▶ [Written instruction]
Extract exactly and only the lines of the data below, starting at the line with "Convert this document image to plain text." and stopping after the final line.

----

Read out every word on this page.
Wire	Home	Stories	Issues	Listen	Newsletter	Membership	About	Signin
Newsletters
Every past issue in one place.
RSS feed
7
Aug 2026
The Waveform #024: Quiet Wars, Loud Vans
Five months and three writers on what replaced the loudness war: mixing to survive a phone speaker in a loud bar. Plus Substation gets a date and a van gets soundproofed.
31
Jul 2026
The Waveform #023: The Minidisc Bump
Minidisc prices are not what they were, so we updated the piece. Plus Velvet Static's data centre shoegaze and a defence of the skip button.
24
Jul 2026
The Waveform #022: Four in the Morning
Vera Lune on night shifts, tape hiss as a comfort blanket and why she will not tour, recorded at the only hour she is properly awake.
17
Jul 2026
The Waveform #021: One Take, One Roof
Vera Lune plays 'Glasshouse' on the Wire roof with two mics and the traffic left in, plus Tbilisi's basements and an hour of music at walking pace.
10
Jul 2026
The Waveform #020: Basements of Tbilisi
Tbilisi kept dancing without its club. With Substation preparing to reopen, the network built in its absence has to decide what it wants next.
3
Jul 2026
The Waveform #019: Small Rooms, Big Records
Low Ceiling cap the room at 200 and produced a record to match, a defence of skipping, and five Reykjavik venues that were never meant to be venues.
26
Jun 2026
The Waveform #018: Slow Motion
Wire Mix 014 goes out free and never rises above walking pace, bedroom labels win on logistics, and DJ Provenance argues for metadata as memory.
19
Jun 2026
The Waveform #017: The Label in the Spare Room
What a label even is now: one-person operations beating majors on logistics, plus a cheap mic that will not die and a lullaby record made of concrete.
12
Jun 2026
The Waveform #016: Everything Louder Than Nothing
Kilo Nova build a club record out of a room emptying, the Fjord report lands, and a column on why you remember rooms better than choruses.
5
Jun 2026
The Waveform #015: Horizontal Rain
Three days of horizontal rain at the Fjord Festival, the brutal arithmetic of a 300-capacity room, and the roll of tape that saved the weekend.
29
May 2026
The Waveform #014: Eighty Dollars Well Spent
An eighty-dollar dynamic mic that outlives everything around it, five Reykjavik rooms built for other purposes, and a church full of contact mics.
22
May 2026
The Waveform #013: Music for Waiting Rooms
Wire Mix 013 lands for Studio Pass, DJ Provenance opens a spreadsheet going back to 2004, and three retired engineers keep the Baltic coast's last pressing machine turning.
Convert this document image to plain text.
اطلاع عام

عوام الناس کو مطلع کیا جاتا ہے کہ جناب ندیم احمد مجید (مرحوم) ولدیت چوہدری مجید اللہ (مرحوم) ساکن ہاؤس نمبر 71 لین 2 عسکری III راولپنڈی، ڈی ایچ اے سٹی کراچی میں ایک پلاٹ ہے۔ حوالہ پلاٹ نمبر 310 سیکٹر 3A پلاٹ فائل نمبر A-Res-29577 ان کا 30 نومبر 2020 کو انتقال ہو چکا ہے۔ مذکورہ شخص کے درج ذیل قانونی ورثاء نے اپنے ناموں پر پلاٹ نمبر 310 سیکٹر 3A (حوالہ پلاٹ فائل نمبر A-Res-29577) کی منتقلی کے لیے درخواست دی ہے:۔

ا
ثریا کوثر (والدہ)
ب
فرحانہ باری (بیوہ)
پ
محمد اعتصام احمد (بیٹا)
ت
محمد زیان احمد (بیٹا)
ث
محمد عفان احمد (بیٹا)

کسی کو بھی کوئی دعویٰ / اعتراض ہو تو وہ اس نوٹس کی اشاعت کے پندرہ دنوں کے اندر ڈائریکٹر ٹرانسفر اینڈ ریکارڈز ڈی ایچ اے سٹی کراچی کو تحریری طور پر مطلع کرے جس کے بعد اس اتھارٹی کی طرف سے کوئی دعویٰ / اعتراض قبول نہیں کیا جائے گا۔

----

▶ [Full answer]
Convert this document image to plain text.
اطلاع عام

عوام الناس کو مطلع کیا جاتا ہے کہ جناب ندیم احمد مجید (مرحوم) ولدیت چوہدری مجید اللہ (مرحوم) ساکن ہاؤس نمبر 71 لین 2 عسکری III راولپنڈی، ڈی ایچ اے سٹی کراچی میں ایک پلاٹ ہے۔ حوالہ پلاٹ نمبر 310 سیکٹر 3A پلاٹ فائل نمبر A-Res-29577 ان کا 30 نومبر 2020 کو انتقال ہو چکا ہے۔ مذکورہ شخص کے درج ذیل قانونی ورثاء نے اپنے ناموں پر پلاٹ نمبر 310 سیکٹر 3A (حوالہ پلاٹ فائل نمبر A-Res-29577) کی منتقلی کے لیے درخواست دی ہے:۔

ا
ثریا کوثر (والدہ)
ب
فرحانہ باری (بیوہ)
پ
محمد اعتصام احمد (بیٹا)
ت
محمد زیان احمد (بیٹا)
ث
محمد عفان احمد (بیٹا)

کسی کو بھی کوئی دعویٰ / اعتراض ہو تو وہ اس نوٹس کی اشاعت کے پندرہ دنوں کے اندر ڈائریکٹر ٹرانسفر اینڈ ریکارڈز ڈی ایچ اے سٹی کراچی کو تحریری طور پر مطلع کرے جس کے بعد اس اتھارٹی کی طرف سے کوئی دعویٰ / اعتراض قبول نہیں کیا جائے گا۔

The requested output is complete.